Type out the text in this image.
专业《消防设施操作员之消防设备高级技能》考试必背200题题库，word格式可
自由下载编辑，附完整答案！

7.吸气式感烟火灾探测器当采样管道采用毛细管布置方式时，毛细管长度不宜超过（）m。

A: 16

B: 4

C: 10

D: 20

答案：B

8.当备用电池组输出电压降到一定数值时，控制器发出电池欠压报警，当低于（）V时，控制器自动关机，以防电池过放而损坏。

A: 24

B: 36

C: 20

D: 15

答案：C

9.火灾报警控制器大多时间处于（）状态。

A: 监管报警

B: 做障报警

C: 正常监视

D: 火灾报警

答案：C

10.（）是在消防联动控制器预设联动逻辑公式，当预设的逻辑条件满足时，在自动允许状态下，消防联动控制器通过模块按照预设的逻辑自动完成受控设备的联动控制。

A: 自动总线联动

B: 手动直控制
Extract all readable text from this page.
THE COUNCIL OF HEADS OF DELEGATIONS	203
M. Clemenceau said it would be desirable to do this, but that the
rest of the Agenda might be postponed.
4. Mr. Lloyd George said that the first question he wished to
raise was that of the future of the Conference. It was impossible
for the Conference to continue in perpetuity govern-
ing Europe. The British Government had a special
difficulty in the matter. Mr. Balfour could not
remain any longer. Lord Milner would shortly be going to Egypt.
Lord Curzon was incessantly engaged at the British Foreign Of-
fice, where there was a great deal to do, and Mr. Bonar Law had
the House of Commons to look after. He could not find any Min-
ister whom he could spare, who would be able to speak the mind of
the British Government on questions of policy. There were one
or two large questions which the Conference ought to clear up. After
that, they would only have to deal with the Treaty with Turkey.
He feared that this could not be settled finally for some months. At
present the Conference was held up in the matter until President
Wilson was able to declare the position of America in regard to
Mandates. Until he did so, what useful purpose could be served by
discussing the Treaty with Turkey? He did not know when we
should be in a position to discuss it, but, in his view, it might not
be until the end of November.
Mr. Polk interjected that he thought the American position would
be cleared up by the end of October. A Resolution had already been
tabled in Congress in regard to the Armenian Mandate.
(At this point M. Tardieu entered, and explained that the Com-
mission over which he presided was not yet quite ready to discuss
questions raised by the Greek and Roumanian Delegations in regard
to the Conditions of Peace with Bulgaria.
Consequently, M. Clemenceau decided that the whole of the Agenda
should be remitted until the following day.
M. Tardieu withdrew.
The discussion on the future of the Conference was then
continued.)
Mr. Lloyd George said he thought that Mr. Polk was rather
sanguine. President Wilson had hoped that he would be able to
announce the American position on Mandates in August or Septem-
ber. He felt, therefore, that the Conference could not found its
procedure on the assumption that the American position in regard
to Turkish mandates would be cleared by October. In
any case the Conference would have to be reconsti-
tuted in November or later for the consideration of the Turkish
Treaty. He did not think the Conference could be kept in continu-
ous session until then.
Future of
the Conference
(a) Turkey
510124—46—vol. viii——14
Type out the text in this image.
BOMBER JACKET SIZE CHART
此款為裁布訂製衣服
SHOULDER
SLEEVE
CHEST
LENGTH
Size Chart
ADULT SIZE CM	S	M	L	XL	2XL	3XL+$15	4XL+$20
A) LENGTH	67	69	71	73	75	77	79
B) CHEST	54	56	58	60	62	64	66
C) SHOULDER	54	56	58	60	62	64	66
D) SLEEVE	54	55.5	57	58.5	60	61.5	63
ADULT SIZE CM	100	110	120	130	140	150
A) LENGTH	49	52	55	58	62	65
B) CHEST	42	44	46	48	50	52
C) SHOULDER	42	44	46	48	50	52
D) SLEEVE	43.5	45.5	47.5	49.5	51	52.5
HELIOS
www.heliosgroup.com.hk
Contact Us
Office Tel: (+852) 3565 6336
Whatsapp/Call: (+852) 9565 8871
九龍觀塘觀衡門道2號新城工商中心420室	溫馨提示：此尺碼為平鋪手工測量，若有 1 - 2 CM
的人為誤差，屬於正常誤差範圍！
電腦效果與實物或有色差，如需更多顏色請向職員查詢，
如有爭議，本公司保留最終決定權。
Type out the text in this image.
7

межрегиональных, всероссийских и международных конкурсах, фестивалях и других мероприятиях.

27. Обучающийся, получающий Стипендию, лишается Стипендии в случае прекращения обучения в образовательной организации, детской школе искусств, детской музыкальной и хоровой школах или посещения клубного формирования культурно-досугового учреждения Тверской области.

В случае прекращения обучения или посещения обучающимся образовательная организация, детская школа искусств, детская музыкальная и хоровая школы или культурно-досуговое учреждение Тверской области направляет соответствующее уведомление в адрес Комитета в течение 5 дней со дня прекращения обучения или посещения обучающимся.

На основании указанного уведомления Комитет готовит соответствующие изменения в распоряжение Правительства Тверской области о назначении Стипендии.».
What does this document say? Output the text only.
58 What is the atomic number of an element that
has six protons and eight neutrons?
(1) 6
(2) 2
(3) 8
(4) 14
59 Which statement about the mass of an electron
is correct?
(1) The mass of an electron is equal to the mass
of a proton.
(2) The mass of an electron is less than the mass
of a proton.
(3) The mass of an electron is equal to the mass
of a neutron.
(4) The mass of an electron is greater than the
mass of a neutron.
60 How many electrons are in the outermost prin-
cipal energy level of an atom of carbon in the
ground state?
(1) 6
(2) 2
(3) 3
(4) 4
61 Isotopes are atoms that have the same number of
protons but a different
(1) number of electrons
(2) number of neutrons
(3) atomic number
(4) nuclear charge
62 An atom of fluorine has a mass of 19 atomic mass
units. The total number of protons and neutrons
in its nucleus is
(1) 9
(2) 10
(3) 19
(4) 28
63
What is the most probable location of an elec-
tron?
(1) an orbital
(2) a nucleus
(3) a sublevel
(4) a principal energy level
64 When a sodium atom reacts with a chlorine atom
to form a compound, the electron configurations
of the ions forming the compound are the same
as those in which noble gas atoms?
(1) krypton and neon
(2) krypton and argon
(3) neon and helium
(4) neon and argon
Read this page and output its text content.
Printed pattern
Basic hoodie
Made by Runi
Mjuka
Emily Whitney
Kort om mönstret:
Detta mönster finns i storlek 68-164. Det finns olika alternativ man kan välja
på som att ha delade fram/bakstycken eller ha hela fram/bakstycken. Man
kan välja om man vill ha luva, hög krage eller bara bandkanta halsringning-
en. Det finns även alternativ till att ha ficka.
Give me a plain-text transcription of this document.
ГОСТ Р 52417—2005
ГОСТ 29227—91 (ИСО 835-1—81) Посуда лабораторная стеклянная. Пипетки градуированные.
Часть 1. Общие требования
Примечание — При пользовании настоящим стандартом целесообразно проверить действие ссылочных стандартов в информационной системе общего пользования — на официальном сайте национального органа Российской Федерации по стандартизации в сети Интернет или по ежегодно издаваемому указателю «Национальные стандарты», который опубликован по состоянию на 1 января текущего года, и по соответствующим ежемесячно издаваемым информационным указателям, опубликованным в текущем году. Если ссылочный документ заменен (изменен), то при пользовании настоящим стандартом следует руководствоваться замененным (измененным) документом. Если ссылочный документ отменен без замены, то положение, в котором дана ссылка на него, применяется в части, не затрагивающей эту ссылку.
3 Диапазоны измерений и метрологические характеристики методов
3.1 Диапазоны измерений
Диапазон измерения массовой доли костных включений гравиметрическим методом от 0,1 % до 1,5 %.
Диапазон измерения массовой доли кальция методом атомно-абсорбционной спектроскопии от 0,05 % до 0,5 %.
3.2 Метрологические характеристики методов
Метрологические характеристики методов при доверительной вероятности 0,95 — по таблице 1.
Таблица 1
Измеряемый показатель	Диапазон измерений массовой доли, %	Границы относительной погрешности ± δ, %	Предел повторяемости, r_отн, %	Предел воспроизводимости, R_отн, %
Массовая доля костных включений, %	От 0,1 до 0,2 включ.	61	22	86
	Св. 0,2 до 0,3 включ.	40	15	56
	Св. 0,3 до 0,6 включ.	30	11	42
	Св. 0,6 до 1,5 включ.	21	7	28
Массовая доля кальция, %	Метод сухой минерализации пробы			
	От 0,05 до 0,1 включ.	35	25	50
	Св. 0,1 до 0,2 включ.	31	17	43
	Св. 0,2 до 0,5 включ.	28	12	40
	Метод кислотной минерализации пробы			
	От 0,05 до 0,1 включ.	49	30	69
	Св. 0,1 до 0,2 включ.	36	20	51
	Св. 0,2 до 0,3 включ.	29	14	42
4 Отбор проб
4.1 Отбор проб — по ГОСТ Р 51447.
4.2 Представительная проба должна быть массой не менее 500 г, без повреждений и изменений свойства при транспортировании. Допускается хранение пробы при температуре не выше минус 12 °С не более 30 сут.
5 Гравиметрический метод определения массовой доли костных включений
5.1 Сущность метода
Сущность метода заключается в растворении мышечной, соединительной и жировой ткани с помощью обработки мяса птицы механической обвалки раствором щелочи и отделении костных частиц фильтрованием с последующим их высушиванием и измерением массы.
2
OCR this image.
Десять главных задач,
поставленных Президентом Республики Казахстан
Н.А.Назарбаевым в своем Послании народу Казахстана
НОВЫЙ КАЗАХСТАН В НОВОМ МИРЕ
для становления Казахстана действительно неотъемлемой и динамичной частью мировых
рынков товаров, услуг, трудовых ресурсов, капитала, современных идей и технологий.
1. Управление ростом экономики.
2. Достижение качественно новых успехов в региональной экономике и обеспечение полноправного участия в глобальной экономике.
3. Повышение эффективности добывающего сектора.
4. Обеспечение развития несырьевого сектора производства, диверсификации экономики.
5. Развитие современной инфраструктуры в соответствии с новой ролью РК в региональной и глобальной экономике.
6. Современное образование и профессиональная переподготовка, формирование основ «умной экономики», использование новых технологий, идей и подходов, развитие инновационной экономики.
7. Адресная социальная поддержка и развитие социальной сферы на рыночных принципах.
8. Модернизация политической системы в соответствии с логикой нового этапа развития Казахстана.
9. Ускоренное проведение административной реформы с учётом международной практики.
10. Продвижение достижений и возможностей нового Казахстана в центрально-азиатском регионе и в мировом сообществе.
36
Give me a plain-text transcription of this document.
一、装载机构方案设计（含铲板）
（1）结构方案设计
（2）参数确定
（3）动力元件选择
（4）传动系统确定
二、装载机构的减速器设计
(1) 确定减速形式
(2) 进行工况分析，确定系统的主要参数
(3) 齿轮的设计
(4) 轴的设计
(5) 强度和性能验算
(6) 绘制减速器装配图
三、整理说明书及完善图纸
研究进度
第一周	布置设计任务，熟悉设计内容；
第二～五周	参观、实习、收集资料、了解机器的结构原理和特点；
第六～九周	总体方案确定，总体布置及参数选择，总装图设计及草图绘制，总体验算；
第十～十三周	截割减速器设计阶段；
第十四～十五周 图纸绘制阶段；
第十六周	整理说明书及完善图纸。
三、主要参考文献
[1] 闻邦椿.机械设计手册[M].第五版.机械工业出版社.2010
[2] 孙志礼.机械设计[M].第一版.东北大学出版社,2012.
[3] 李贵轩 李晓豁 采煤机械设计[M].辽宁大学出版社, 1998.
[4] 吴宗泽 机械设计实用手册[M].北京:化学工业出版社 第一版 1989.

-------

**GOAL OF THE EXERCISE:**
Say, as a bare number, how many lines in the entries above include the string "ГОСТ".

**WRITTEN SOLUTION:**
3